((

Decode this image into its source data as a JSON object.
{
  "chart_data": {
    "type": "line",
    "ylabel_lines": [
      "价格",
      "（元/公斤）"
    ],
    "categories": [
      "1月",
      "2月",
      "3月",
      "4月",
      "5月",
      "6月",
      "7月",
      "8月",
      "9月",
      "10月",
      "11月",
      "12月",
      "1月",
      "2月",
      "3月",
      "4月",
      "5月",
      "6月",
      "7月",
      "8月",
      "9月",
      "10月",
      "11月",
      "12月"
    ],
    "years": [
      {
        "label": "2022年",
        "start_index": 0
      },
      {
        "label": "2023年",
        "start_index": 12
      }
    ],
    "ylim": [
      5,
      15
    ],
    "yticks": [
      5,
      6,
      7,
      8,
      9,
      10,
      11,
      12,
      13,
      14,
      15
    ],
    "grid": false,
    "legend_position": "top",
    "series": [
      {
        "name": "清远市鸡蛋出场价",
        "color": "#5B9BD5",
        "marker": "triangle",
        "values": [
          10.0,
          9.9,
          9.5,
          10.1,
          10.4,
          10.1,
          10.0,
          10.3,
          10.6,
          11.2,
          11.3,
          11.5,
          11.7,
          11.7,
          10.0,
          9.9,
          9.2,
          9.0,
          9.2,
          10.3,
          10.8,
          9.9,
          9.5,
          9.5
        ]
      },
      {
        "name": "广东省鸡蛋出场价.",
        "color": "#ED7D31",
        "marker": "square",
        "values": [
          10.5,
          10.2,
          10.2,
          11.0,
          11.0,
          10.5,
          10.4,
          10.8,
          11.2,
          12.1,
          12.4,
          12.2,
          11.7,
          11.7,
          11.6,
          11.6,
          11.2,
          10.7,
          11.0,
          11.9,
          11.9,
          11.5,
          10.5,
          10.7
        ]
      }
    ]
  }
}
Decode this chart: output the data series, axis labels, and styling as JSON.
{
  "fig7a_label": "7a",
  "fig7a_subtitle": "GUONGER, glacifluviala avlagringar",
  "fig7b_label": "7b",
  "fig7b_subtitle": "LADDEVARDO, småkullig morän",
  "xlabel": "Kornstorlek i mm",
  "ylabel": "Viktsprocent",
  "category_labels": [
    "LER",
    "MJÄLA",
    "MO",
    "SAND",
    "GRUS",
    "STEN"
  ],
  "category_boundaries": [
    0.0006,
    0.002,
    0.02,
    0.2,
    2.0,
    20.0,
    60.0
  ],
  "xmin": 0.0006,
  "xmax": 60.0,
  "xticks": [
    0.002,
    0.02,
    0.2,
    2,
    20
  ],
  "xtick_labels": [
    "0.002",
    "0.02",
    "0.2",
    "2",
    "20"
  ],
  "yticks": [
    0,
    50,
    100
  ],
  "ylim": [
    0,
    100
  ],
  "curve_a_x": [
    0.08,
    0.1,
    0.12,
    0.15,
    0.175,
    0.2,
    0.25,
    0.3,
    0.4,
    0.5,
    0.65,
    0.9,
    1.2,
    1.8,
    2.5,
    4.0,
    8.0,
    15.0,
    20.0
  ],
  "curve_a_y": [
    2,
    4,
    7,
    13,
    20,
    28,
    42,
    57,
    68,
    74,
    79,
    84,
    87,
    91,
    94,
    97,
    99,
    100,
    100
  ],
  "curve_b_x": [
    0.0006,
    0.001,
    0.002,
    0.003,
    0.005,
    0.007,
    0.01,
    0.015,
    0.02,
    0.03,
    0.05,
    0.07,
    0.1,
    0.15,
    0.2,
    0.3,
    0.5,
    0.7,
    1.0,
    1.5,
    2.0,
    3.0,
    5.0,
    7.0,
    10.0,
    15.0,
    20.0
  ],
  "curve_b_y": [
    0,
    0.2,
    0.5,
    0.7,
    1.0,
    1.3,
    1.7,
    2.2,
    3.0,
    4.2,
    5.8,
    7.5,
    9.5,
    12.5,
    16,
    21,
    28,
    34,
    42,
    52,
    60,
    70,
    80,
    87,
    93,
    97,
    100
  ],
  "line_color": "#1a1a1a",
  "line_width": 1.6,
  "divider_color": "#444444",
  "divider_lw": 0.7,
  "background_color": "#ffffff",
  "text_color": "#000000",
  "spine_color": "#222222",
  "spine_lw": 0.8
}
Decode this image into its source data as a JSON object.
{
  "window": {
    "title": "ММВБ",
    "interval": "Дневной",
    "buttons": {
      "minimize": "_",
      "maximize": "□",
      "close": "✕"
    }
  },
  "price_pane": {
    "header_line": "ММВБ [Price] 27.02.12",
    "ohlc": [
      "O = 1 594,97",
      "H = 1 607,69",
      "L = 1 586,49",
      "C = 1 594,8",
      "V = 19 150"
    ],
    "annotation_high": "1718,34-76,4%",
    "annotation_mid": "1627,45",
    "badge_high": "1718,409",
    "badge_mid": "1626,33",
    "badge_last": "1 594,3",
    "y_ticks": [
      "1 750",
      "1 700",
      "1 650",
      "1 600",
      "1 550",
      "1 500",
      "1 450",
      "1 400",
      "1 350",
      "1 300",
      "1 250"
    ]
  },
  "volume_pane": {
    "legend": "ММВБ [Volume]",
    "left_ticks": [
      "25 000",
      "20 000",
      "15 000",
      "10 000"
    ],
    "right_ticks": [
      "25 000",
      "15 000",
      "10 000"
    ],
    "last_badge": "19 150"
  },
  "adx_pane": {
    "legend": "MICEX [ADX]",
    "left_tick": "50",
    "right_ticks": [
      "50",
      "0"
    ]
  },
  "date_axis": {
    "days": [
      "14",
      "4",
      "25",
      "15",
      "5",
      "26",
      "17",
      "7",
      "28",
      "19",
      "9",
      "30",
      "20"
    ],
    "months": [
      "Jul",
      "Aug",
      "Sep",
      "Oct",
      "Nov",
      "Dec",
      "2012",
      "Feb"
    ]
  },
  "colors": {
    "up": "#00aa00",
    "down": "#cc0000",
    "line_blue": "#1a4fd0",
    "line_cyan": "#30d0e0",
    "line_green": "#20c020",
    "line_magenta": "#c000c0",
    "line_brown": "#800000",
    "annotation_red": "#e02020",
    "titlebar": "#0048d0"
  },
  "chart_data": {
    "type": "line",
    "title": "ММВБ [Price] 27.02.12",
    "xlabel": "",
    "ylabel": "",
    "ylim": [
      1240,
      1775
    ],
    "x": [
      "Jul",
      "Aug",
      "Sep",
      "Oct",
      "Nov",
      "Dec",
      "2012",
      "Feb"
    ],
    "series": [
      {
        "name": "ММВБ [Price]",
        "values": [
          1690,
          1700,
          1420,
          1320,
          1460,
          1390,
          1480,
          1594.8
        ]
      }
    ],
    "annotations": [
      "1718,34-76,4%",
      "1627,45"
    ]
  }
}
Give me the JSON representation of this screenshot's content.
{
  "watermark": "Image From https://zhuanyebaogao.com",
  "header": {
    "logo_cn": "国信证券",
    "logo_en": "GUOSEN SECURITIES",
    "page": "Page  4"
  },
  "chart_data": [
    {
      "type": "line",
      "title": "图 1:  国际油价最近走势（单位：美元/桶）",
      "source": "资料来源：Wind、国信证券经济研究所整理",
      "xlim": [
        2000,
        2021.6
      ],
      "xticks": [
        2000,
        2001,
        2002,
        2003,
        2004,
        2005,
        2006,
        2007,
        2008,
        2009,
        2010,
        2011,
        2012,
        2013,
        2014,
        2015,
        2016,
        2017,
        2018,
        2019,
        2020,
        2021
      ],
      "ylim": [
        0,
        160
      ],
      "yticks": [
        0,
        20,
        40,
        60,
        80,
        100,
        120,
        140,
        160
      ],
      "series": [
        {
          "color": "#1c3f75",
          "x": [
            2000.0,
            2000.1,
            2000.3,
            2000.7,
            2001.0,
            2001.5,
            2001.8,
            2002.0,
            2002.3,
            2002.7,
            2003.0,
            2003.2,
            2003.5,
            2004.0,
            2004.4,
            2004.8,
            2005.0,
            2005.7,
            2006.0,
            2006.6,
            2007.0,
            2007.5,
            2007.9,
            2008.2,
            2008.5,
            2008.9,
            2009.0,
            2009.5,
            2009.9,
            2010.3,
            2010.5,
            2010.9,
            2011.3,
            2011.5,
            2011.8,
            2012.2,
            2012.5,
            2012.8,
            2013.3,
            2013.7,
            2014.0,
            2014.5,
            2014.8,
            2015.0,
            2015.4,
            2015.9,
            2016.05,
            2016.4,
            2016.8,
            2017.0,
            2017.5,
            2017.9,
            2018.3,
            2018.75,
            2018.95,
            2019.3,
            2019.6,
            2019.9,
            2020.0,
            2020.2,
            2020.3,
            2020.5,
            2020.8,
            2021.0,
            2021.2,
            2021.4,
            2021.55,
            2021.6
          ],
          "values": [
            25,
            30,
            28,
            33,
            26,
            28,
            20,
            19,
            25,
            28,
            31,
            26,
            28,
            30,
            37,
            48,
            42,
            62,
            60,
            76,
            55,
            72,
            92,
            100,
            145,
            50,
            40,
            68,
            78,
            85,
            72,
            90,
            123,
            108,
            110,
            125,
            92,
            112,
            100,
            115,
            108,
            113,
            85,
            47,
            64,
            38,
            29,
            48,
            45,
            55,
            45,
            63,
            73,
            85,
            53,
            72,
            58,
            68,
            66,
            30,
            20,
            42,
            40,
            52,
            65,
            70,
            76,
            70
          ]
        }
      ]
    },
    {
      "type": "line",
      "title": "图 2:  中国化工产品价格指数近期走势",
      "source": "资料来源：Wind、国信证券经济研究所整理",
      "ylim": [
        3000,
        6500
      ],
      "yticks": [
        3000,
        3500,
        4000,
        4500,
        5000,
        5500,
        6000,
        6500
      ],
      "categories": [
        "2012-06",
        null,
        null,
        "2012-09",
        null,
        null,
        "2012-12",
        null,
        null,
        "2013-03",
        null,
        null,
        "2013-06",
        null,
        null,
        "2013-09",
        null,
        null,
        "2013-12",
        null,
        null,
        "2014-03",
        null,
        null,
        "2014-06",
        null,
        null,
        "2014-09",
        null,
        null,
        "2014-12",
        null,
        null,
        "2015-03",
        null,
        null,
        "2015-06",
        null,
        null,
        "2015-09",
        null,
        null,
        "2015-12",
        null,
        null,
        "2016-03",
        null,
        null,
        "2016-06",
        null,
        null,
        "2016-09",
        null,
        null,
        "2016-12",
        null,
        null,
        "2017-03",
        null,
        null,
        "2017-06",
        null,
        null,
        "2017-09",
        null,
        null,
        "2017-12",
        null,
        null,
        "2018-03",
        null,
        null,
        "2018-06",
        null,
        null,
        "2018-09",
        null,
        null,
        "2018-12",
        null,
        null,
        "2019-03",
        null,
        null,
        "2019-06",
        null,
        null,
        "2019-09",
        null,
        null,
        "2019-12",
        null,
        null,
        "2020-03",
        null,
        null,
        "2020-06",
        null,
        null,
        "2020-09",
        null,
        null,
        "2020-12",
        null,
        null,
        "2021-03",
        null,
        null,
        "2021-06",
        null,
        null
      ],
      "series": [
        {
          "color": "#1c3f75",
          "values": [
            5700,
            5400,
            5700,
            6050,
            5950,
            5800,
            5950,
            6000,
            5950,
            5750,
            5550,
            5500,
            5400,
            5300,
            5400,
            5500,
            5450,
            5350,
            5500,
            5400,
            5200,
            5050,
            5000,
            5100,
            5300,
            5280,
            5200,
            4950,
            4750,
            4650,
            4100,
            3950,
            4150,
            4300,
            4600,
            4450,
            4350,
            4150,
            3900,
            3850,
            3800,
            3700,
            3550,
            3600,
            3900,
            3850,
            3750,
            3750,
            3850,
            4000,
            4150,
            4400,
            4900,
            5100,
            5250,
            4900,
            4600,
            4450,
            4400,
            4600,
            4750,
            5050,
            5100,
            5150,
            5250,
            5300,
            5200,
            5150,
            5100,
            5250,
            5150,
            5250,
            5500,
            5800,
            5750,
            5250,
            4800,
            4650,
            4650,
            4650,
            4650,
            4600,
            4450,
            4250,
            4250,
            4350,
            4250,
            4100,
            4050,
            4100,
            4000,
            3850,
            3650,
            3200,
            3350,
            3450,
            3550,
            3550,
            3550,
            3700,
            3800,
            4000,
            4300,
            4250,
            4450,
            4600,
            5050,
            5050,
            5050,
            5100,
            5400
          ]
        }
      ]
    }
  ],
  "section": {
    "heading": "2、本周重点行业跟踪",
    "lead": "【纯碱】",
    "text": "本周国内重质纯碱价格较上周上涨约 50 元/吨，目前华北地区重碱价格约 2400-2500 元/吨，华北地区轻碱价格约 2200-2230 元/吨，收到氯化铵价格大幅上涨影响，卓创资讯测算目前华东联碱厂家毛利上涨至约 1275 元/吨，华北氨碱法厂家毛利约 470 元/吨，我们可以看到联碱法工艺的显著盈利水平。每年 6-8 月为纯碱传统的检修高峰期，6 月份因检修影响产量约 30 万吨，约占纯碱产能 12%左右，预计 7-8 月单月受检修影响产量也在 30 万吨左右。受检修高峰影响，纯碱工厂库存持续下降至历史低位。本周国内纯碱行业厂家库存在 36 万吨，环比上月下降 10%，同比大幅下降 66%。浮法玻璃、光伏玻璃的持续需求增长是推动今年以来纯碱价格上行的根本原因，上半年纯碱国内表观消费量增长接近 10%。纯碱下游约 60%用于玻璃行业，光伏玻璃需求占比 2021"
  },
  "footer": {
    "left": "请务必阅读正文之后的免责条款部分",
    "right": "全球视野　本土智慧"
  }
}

))

## Your goal
Isolate the lines that hold the word "name" and copy all of them.

## Final result
        "name": "清远市鸡蛋出场价",
        "name": "广东省鸡蛋出场价.",
        "name": "ММВБ [Price]",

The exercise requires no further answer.